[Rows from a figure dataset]
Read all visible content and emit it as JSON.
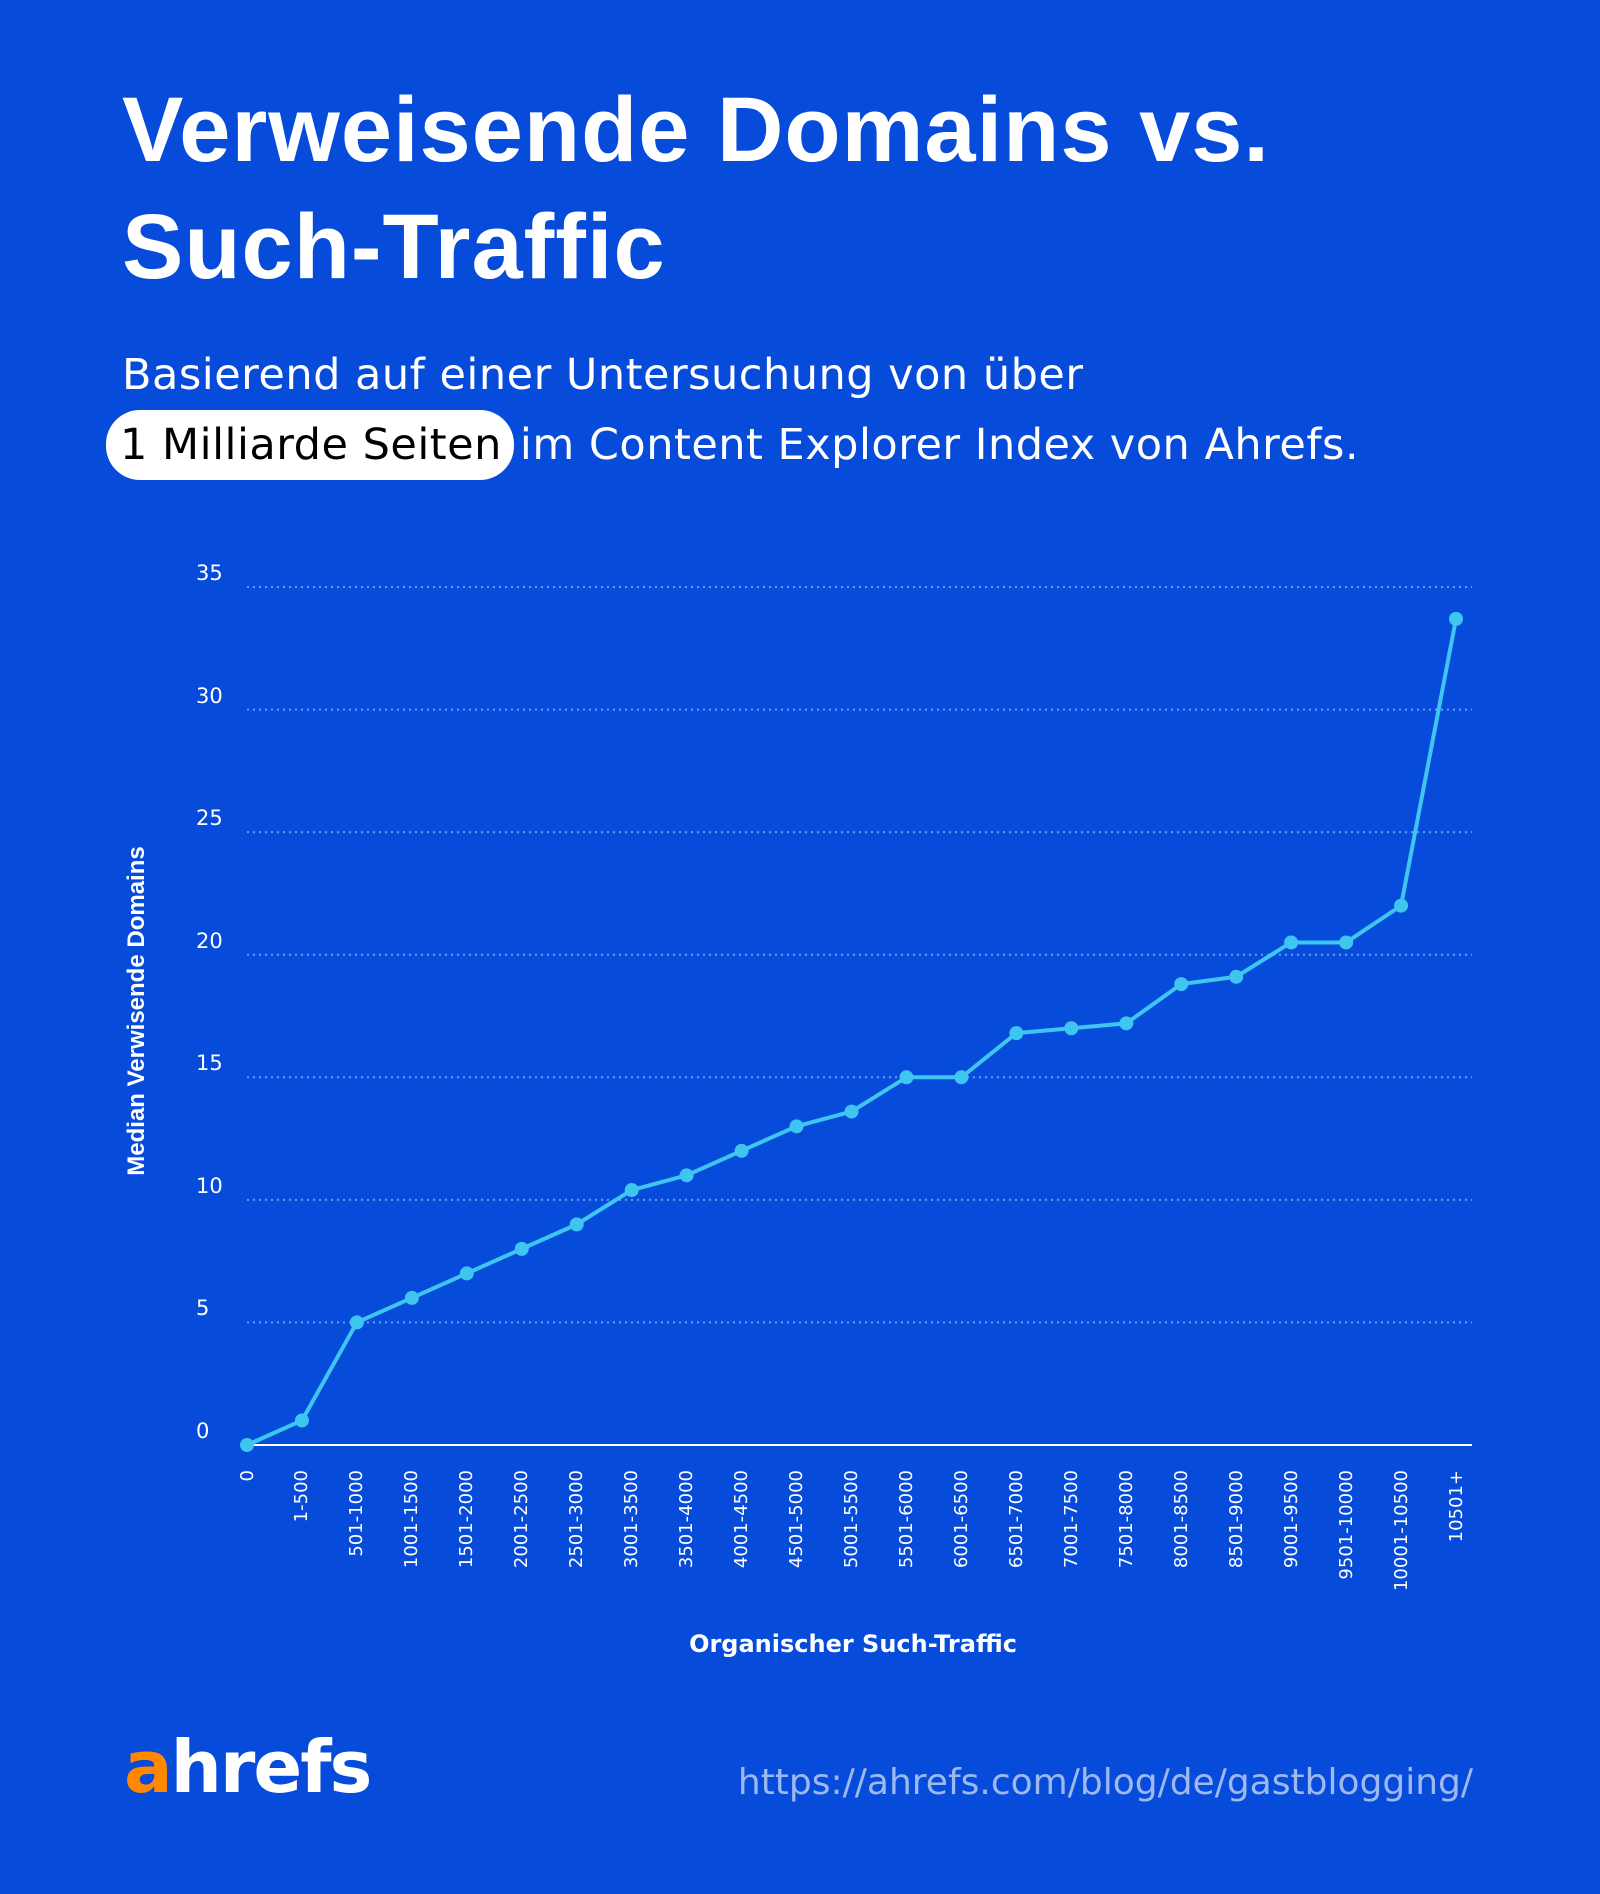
{
  "header": {
    "title_line1": "Verweisende Domains vs.",
    "title_line2": "Such-Traffic",
    "subtitle_line1": "Basierend auf einer Untersuchung von über",
    "subtitle_highlight": "1 Milliarde Seiten",
    "subtitle_line2_rest": "im Content Explorer Index von Ahrefs."
  },
  "footer": {
    "logo_accent": "a",
    "logo_rest": "hrefs",
    "url": "https://ahrefs.com/blog/de/gastblogging/"
  },
  "colors": {
    "background": "#074bdb",
    "line": "#3ec6f0",
    "grid": "#6a9cf0",
    "axis": "#ffffff",
    "logo_accent": "#ff8800",
    "url": "#9db9f0",
    "highlight_bg": "#ffffff"
  },
  "chart_data": {
    "type": "line",
    "title": "Verweisende Domains vs. Such-Traffic",
    "xlabel": "Organischer Such-Traffic",
    "ylabel": "Median Verwisende Domains",
    "ylim": [
      0,
      35
    ],
    "yticks": [
      0,
      5,
      10,
      15,
      20,
      25,
      30,
      35
    ],
    "grid": true,
    "legend": false,
    "categories": [
      "0",
      "1-500",
      "501-1000",
      "1001-1500",
      "1501-2000",
      "2001-2500",
      "2501-3000",
      "3001-3500",
      "3501-4000",
      "4001-4500",
      "4501-5000",
      "5001-5500",
      "5501-6000",
      "6001-6500",
      "6501-7000",
      "7001-7500",
      "7501-8000",
      "8001-8500",
      "8501-9000",
      "9001-9500",
      "9501-10000",
      "10001-10500",
      "10501+"
    ],
    "values": [
      0,
      1,
      5,
      6,
      7,
      8,
      9,
      10.4,
      11,
      12,
      13,
      13.6,
      15,
      15,
      16.8,
      17,
      17.2,
      18.8,
      19.1,
      20.5,
      20.5,
      22,
      33.7
    ]
  }
}
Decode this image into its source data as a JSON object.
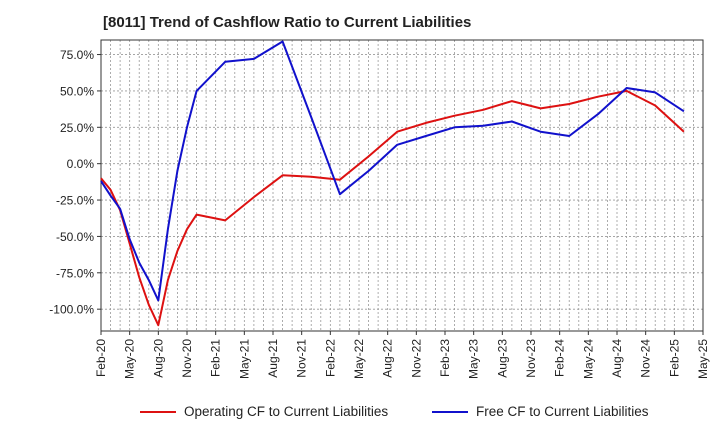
{
  "chart_data": {
    "type": "line",
    "title": "[8011]  Trend of Cashflow Ratio to Current Liabilities",
    "x_tick_labels": [
      "Feb-20",
      "May-20",
      "Aug-20",
      "Nov-20",
      "Feb-21",
      "May-21",
      "Aug-21",
      "Nov-21",
      "Feb-22",
      "May-22",
      "Aug-22",
      "Nov-22",
      "Feb-23",
      "May-23",
      "Aug-23",
      "Nov-23",
      "Feb-24",
      "May-24",
      "Aug-24",
      "Nov-24",
      "Feb-25",
      "May-25"
    ],
    "y_ticks": [
      75,
      50,
      25,
      0,
      -25,
      -50,
      -75,
      -100
    ],
    "y_tick_labels": [
      "75.0%",
      "50.0%",
      "25.0%",
      "0.0%",
      "-25.0%",
      "-50.0%",
      "-75.0%",
      "-100.0%"
    ],
    "ylim": [
      -115,
      85
    ],
    "grid": true,
    "legend_position": "bottom",
    "series": [
      {
        "name": "Operating CF to Current Liabilities",
        "color": "#dd1111",
        "points": [
          {
            "x": "Feb-20",
            "y": -10
          },
          {
            "x": "Mar-20",
            "y": -18
          },
          {
            "x": "Apr-20",
            "y": -32
          },
          {
            "x": "May-20",
            "y": -55
          },
          {
            "x": "Jun-20",
            "y": -78
          },
          {
            "x": "Jul-20",
            "y": -97
          },
          {
            "x": "Aug-20",
            "y": -111
          },
          {
            "x": "Sep-20",
            "y": -80
          },
          {
            "x": "Oct-20",
            "y": -60
          },
          {
            "x": "Nov-20",
            "y": -45
          },
          {
            "x": "Dec-20",
            "y": -35
          },
          {
            "x": "Mar-21",
            "y": -39
          },
          {
            "x": "Jun-21",
            "y": -23
          },
          {
            "x": "Sep-21",
            "y": -8
          },
          {
            "x": "Dec-21",
            "y": -9
          },
          {
            "x": "Mar-22",
            "y": -11
          },
          {
            "x": "Jun-22",
            "y": 5
          },
          {
            "x": "Sep-22",
            "y": 22
          },
          {
            "x": "Dec-22",
            "y": 28
          },
          {
            "x": "Mar-23",
            "y": 33
          },
          {
            "x": "Jun-23",
            "y": 37
          },
          {
            "x": "Sep-23",
            "y": 43
          },
          {
            "x": "Dec-23",
            "y": 38
          },
          {
            "x": "Mar-24",
            "y": 41
          },
          {
            "x": "Jun-24",
            "y": 46
          },
          {
            "x": "Sep-24",
            "y": 50
          },
          {
            "x": "Dec-24",
            "y": 40
          },
          {
            "x": "Mar-25",
            "y": 22
          }
        ]
      },
      {
        "name": "Free CF to Current Liabilities",
        "color": "#1111cc",
        "points": [
          {
            "x": "Feb-20",
            "y": -12
          },
          {
            "x": "Mar-20",
            "y": -22
          },
          {
            "x": "Apr-20",
            "y": -31
          },
          {
            "x": "May-20",
            "y": -52
          },
          {
            "x": "Jun-20",
            "y": -68
          },
          {
            "x": "Jul-20",
            "y": -80
          },
          {
            "x": "Aug-20",
            "y": -94
          },
          {
            "x": "Sep-20",
            "y": -45
          },
          {
            "x": "Oct-20",
            "y": -5
          },
          {
            "x": "Nov-20",
            "y": 25
          },
          {
            "x": "Dec-20",
            "y": 50
          },
          {
            "x": "Mar-21",
            "y": 70
          },
          {
            "x": "Jun-21",
            "y": 72
          },
          {
            "x": "Sep-21",
            "y": 84
          },
          {
            "x": "Dec-21",
            "y": 32
          },
          {
            "x": "Mar-22",
            "y": -21
          },
          {
            "x": "Jun-22",
            "y": -5
          },
          {
            "x": "Sep-22",
            "y": 13
          },
          {
            "x": "Dec-22",
            "y": 19
          },
          {
            "x": "Mar-23",
            "y": 25
          },
          {
            "x": "Jun-23",
            "y": 26
          },
          {
            "x": "Sep-23",
            "y": 29
          },
          {
            "x": "Dec-23",
            "y": 22
          },
          {
            "x": "Mar-24",
            "y": 19
          },
          {
            "x": "Jun-24",
            "y": 34
          },
          {
            "x": "Sep-24",
            "y": 52
          },
          {
            "x": "Dec-24",
            "y": 49
          },
          {
            "x": "Mar-25",
            "y": 36
          }
        ]
      }
    ]
  }
}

◆ **Short task**
Copy every line from the records above that contains the word "Verweisende".

◆ **Expected answer**
    "title_line1": "Verweisende Domains vs.",
    "title": "Verweisende Domains vs. Such-Traffic",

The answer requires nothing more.